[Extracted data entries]
----

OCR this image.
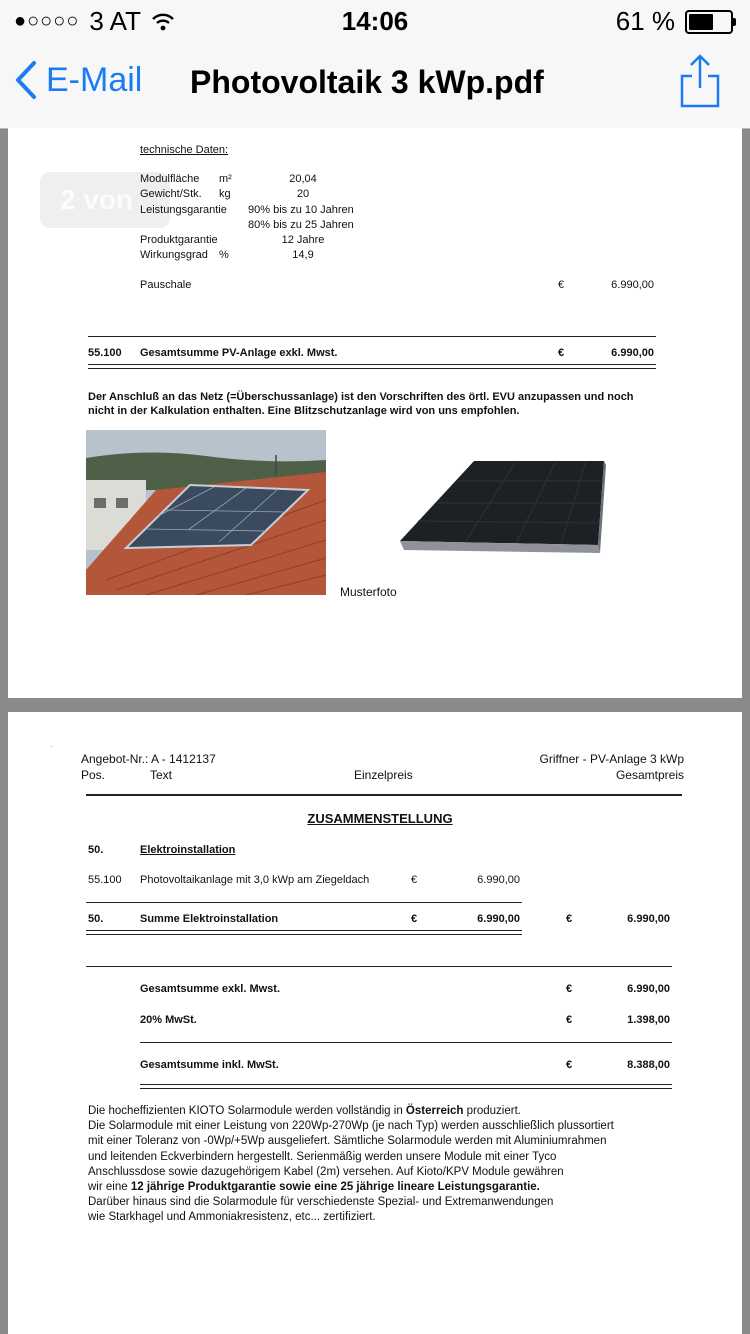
●○○○○ 3 AT	14:06	61 %
E-Mail Photovoltaik 3 kWp.pdf
2 von
technische Daten:
Modulfläche m²	20,04
Gewicht/Stk. kg	20
Leistungsgarantie 90% bis zu 10 Jahren
80% bis zu 25 Jahren
Produktgarantie	12 Jahre
Wirkungsgrad %	14,9
Pauschale	€	6.990,00
55.100 Gesamtsumme PV-Anlage exkl. Mwst.	€	6.990,00
Der Anschluß an das Netz (=Überschussanlage) ist den Vorschriften des örtl. EVU anzupassen und noch nicht in der Kalkulation enthalten. Eine Blitzschutzanlage wird von uns empfohlen.
Musterfoto
·
Angebot-Nr.: A - 1412137	Griffner - PV-Anlage 3 kWp
Pos.	Text	Einzelpreis	Gesamtpreis
ZUSAMMENSTELLUNG
50.	Elektroinstallation
55.100 Photovoltaikanlage mit 3,0 kWp am Ziegeldach	€	6.990,00
50.	Summe Elektroinstallation	€	6.990,00	€	6.990,00
Gesamtsumme exkl. Mwst.	€	6.990,00
20% MwSt.	€	1.398,00
Gesamtsumme inkl. MwSt.	€	8.388,00
Die hocheffizienten KIOTO Solarmodule werden vollständig in Österreich produziert.
Die Solarmodule mit einer Leistung von 220Wp-270Wp (je nach Typ) werden ausschließlich plussortiert
mit einer Toleranz von -0Wp/+5Wp ausgeliefert. Sämtliche Solarmodule werden mit Aluminiumrahmen
und leitenden Eckverbindern hergestellt. Serienmäßig werden unsere Module mit einer Tyco
Anschlussdose sowie dazugehörigem Kabel (2m) versehen. Auf Kioto/KPV Module gewähren
wir eine 12 jährige Produktgarantie sowie eine 25 jährige lineare Leistungsgarantie.
Darüber hinaus sind die Solarmodule für verschiedenste Spezial- und Extremanwendungen
wie Starkhagel und Ammoniakresistenz, etc... zertifiziert.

----

Directive: In the entries above, count each line holding "Produktgarantie" and report the total and nothing more.

Output: 2